Request.
What follows is a block of records; restate each one word for word.

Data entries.
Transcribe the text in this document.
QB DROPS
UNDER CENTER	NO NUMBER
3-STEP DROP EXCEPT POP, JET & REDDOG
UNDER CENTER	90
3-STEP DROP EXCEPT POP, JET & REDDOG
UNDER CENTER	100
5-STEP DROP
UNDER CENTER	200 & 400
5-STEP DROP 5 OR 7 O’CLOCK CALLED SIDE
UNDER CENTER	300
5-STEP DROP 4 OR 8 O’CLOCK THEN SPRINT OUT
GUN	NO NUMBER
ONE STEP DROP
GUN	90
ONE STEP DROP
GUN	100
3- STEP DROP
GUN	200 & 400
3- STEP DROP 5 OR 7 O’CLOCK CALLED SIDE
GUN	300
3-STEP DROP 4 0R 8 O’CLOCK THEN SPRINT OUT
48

Reply.
Transcribe the text in this document.
QB DROPS
UNDER CENTER	NO NUMBER
3-STEP DROP EXCEPT POP, JET & REDDOG
UNDER CENTER	90
3-STEP DROP EXCEPT POP, JET & REDDOG
UNDER CENTER	100
5-STEP DROP
UNDER CENTER	200 & 400
5-STEP DROP 5 OR 7 O’CLOCK CALLED SIDE
UNDER CENTER	300
5-STEP DROP 4 OR 8 O’CLOCK THEN SPRINT OUT
GUN	NO NUMBER
ONE STEP DROP
GUN	90
ONE STEP DROP
GUN	100
3- STEP DROP
GUN	200 & 400
3- STEP DROP 5 OR 7 O’CLOCK CALLED SIDE
GUN	300
3-STEP DROP 4 0R 8 O’CLOCK THEN SPRINT OUT
48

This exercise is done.